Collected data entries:
○ ○ ○
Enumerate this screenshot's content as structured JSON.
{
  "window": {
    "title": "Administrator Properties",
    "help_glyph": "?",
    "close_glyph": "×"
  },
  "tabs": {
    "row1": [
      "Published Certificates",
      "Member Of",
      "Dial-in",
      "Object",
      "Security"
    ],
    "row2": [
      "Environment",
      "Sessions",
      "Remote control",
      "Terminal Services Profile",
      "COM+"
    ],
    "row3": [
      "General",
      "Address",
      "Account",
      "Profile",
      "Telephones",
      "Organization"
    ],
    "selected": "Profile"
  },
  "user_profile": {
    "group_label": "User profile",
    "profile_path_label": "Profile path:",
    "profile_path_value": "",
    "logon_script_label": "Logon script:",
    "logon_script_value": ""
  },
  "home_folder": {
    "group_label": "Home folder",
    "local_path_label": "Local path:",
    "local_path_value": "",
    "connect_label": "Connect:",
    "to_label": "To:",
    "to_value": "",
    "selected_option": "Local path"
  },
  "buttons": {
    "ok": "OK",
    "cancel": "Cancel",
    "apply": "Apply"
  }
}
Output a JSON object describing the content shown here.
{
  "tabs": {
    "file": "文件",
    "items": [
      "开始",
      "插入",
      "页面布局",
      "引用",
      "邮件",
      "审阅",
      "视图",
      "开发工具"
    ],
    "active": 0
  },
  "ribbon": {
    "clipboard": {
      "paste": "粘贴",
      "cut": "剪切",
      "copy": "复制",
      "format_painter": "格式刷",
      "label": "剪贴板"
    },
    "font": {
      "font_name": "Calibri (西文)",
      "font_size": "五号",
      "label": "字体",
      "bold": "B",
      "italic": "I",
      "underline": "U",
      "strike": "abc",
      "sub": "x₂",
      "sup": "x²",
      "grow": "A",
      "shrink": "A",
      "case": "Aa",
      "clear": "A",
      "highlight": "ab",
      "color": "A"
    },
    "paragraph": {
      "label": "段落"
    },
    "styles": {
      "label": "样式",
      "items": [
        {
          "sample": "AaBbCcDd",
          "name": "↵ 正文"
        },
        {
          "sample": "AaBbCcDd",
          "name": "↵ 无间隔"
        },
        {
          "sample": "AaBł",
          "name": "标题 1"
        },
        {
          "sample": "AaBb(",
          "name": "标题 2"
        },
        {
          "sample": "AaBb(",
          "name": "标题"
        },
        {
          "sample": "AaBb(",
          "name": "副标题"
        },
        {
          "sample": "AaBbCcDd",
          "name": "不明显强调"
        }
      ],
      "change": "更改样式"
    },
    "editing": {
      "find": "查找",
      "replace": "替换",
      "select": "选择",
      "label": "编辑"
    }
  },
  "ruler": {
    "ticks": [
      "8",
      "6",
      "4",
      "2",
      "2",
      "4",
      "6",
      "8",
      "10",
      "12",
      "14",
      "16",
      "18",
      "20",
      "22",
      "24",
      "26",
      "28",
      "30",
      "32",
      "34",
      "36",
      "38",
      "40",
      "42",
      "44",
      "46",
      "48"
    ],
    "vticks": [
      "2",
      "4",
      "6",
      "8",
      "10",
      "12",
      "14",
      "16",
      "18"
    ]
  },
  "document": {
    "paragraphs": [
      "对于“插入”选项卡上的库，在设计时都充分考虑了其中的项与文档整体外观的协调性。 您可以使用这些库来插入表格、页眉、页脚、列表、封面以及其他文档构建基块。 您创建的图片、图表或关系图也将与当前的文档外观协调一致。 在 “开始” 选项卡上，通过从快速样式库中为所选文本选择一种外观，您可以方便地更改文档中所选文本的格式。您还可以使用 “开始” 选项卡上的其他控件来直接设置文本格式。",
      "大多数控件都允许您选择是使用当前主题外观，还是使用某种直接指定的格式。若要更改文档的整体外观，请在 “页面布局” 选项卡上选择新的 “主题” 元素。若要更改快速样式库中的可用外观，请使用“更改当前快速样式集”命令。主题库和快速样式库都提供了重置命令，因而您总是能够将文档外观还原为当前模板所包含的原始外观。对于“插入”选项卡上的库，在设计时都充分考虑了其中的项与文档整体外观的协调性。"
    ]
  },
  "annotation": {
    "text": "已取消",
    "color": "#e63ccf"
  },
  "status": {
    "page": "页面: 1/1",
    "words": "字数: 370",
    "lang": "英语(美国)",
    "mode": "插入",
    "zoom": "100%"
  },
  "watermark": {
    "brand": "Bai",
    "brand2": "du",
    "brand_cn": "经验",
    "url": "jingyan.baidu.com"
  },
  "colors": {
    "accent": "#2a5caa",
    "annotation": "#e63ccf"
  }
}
○ ○ ○
▸ Brief: Quote each line above in full, word for word.

▸ Final result:
Enumerate this screenshot's content as structured JSON.
{
  "window": {
    "title": "Administrator Properties",
    "help_glyph": "?",
    "close_glyph": "×"
  },
  "tabs": {
    "row1": [
      "Published Certificates",
      "Member Of",
      "Dial-in",
      "Object",
      "Security"
    ],
    "row2": [
      "Environment",
      "Sessions",
      "Remote control",
      "Terminal Services Profile",
      "COM+"
    ],
    "row3": [
      "General",
      "Address",
      "Account",
      "Profile",
      "Telephones",
      "Organization"
    ],
    "selected": "Profile"
  },
  "user_profile": {
    "group_label": "User profile",
    "profile_path_label": "Profile path:",
    "profile_path_value": "",
    "logon_script_label": "Logon script:",
    "logon_script_value": ""
  },
  "home_folder": {
    "group_label": "Home folder",
    "local_path_label": "Local path:",
    "local_path_value": "",
    "connect_label": "Connect:",
    "to_label": "To:",
    "to_value": "",
    "selected_option": "Local path"
  },
  "buttons": {
    "ok": "OK",
    "cancel": "Cancel",
    "apply": "Apply"
  }
}
Output a JSON object describing the content shown here.
{
  "tabs": {
    "file": "文件",
    "items": [
      "开始",
      "插入",
      "页面布局",
      "引用",
      "邮件",
      "审阅",
      "视图",
      "开发工具"
    ],
    "active": 0
  },
  "ribbon": {
    "clipboard": {
      "paste": "粘贴",
      "cut": "剪切",
      "copy": "复制",
      "format_painter": "格式刷",
      "label": "剪贴板"
    },
    "font": {
      "font_name": "Calibri (西文)",
      "font_size": "五号",
      "label": "字体",
      "bold": "B",
      "italic": "I",
      "underline": "U",
      "strike": "abc",
      "sub": "x₂",
      "sup": "x²",
      "grow": "A",
      "shrink": "A",
      "case": "Aa",
      "clear": "A",
      "highlight": "ab",
      "color": "A"
    },
    "paragraph": {
      "label": "段落"
    },
    "styles": {
      "label": "样式",
      "items": [
        {
          "sample": "AaBbCcDd",
          "name": "↵ 正文"
        },
        {
          "sample": "AaBbCcDd",
          "name": "↵ 无间隔"
        },
        {
          "sample": "AaBł",
          "name": "标题 1"
        },
        {
          "sample": "AaBb(",
          "name": "标题 2"
        },
        {
          "sample": "AaBb(",
          "name": "标题"
        },
        {
          "sample": "AaBb(",
          "name": "副标题"
        },
        {
          "sample": "AaBbCcDd",
          "name": "不明显强调"
        }
      ],
      "change": "更改样式"
    },
    "editing": {
      "find": "查找",
      "replace": "替换",
      "select": "选择",
      "label": "编辑"
    }
  },
  "ruler": {
    "ticks": [
      "8",
      "6",
      "4",
      "2",
      "2",
      "4",
      "6",
      "8",
      "10",
      "12",
      "14",
      "16",
      "18",
      "20",
      "22",
      "24",
      "26",
      "28",
      "30",
      "32",
      "34",
      "36",
      "38",
      "40",
      "42",
      "44",
      "46",
      "48"
    ],
    "vticks": [
      "2",
      "4",
      "6",
      "8",
      "10",
      "12",
      "14",
      "16",
      "18"
    ]
  },
  "document": {
    "paragraphs": [
      "对于“插入”选项卡上的库，在设计时都充分考虑了其中的项与文档整体外观的协调性。 您可以使用这些库来插入表格、页眉、页脚、列表、封面以及其他文档构建基块。 您创建的图片、图表或关系图也将与当前的文档外观协调一致。 在 “开始” 选项卡上，通过从快速样式库中为所选文本选择一种外观，您可以方便地更改文档中所选文本的格式。您还可以使用 “开始” 选项卡上的其他控件来直接设置文本格式。",
      "大多数控件都允许您选择是使用当前主题外观，还是使用某种直接指定的格式。若要更改文档的整体外观，请在 “页面布局” 选项卡上选择新的 “主题” 元素。若要更改快速样式库中的可用外观，请使用“更改当前快速样式集”命令。主题库和快速样式库都提供了重置命令，因而您总是能够将文档外观还原为当前模板所包含的原始外观。对于“插入”选项卡上的库，在设计时都充分考虑了其中的项与文档整体外观的协调性。"
    ]
  },
  "annotation": {
    "text": "已取消",
    "color": "#e63ccf"
  },
  "status": {
    "page": "页面: 1/1",
    "words": "字数: 370",
    "lang": "英语(美国)",
    "mode": "插入",
    "zoom": "100%"
  },
  "watermark": {
    "brand": "Bai",
    "brand2": "du",
    "brand_cn": "经验",
    "url": "jingyan.baidu.com"
  },
  "colors": {
    "accent": "#2a5caa",
    "annotation": "#e63ccf"
  }
}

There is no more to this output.